■ To do:
Copy out each line exactly as it appears.

====== Records provided

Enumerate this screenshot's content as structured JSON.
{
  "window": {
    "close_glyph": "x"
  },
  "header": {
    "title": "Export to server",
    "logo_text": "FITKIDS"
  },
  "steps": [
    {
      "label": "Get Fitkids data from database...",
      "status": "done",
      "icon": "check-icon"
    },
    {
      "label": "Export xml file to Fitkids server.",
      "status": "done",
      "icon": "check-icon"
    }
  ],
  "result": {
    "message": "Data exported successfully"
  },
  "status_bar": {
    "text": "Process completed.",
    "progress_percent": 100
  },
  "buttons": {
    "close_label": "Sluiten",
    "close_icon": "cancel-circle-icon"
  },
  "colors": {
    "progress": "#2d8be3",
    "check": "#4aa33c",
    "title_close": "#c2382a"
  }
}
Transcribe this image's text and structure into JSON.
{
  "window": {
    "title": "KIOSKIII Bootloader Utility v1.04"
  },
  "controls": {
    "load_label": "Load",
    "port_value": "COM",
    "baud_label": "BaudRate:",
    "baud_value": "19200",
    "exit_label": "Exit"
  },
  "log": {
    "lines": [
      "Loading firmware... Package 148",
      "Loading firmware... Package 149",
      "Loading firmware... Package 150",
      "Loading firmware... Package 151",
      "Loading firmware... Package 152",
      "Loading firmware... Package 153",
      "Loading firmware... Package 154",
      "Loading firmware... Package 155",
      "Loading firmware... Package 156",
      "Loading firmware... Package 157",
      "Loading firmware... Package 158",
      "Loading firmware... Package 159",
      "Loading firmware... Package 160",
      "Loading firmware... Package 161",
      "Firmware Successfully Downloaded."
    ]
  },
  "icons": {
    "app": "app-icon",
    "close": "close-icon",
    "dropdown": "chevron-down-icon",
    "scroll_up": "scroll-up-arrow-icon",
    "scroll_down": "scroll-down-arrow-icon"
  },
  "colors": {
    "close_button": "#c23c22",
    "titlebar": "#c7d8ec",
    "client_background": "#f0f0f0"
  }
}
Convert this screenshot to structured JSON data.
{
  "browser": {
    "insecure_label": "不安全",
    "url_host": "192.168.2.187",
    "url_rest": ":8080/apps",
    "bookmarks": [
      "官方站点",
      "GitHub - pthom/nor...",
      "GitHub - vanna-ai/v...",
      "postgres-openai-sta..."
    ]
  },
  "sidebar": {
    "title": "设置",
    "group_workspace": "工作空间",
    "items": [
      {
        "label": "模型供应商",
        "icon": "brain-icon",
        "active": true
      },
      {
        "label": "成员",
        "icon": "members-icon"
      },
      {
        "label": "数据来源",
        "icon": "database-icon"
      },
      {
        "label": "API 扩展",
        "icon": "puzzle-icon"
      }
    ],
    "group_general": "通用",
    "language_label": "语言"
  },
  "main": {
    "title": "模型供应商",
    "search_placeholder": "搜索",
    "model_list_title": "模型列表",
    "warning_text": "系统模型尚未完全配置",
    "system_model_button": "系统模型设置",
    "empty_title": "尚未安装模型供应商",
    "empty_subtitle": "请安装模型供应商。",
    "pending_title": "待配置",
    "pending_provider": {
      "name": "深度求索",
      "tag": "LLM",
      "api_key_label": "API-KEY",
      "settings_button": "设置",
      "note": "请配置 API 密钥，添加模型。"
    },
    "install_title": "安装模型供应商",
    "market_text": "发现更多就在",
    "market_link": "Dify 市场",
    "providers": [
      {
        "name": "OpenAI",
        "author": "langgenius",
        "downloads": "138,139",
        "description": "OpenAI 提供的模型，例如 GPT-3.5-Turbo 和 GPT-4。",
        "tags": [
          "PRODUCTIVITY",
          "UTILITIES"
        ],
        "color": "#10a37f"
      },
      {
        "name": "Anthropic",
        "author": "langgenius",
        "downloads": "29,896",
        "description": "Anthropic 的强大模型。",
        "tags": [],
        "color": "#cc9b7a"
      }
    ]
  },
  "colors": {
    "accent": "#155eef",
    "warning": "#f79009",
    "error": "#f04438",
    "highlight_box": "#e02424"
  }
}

============

■ Finished answer:
Enumerate this screenshot's content as structured JSON.
{
  "window": {
    "close_glyph": "x"
  },
  "header": {
    "title": "Export to server",
    "logo_text": "FITKIDS"
  },
  "steps": [
    {
      "label": "Get Fitkids data from database...",
      "status": "done",
      "icon": "check-icon"
    },
    {
      "label": "Export xml file to Fitkids server.",
      "status": "done",
      "icon": "check-icon"
    }
  ],
  "result": {
    "message": "Data exported successfully"
  },
  "status_bar": {
    "text": "Process completed.",
    "progress_percent": 100
  },
  "buttons": {
    "close_label": "Sluiten",
    "close_icon": "cancel-circle-icon"
  },
  "colors": {
    "progress": "#2d8be3",
    "check": "#4aa33c",
    "title_close": "#c2382a"
  }
}
Transcribe this image's text and structure into JSON.
{
  "window": {
    "title": "KIOSKIII Bootloader Utility v1.04"
  },
  "controls": {
    "load_label": "Load",
    "port_value": "COM",
    "baud_label": "BaudRate:",
    "baud_value": "19200",
    "exit_label": "Exit"
  },
  "log": {
    "lines": [
      "Loading firmware... Package 148",
      "Loading firmware... Package 149",
      "Loading firmware... Package 150",
      "Loading firmware... Package 151",
      "Loading firmware... Package 152",
      "Loading firmware... Package 153",
      "Loading firmware... Package 154",
      "Loading firmware... Package 155",
      "Loading firmware... Package 156",
      "Loading firmware... Package 157",
      "Loading firmware... Package 158",
      "Loading firmware... Package 159",
      "Loading firmware... Package 160",
      "Loading firmware... Package 161",
      "Firmware Successfully Downloaded."
    ]
  },
  "icons": {
    "app": "app-icon",
    "close": "close-icon",
    "dropdown": "chevron-down-icon",
    "scroll_up": "scroll-up-arrow-icon",
    "scroll_down": "scroll-down-arrow-icon"
  },
  "colors": {
    "close_button": "#c23c22",
    "titlebar": "#c7d8ec",
    "client_background": "#f0f0f0"
  }
}
Convert this screenshot to structured JSON data.
{
  "browser": {
    "insecure_label": "不安全",
    "url_host": "192.168.2.187",
    "url_rest": ":8080/apps",
    "bookmarks": [
      "官方站点",
      "GitHub - pthom/nor...",
      "GitHub - vanna-ai/v...",
      "postgres-openai-sta..."
    ]
  },
  "sidebar": {
    "title": "设置",
    "group_workspace": "工作空间",
    "items": [
      {
        "label": "模型供应商",
        "icon": "brain-icon",
        "active": true
      },
      {
        "label": "成员",
        "icon": "members-icon"
      },
      {
        "label": "数据来源",
        "icon": "database-icon"
      },
      {
        "label": "API 扩展",
        "icon": "puzzle-icon"
      }
    ],
    "group_general": "通用",
    "language_label": "语言"
  },
  "main": {
    "title": "模型供应商",
    "search_placeholder": "搜索",
    "model_list_title": "模型列表",
    "warning_text": "系统模型尚未完全配置",
    "system_model_button": "系统模型设置",
    "empty_title": "尚未安装模型供应商",
    "empty_subtitle": "请安装模型供应商。",
    "pending_title": "待配置",
    "pending_provider": {
      "name": "深度求索",
      "tag": "LLM",
      "api_key_label": "API-KEY",
      "settings_button": "设置",
      "note": "请配置 API 密钥，添加模型。"
    },
    "install_title": "安装模型供应商",
    "market_text": "发现更多就在",
    "market_link": "Dify 市场",
    "providers": [
      {
        "name": "OpenAI",
        "author": "langgenius",
        "downloads": "138,139",
        "description": "OpenAI 提供的模型，例如 GPT-3.5-Turbo 和 GPT-4。",
        "tags": [
          "PRODUCTIVITY",
          "UTILITIES"
        ],
        "color": "#10a37f"
      },
      {
        "name": "Anthropic",
        "author": "langgenius",
        "downloads": "29,896",
        "description": "Anthropic 的强大模型。",
        "tags": [],
        "color": "#cc9b7a"
      }
    ]
  },
  "colors": {
    "accent": "#155eef",
    "warning": "#f79009",
    "error": "#f04438",
    "highlight_box": "#e02424"
  }
}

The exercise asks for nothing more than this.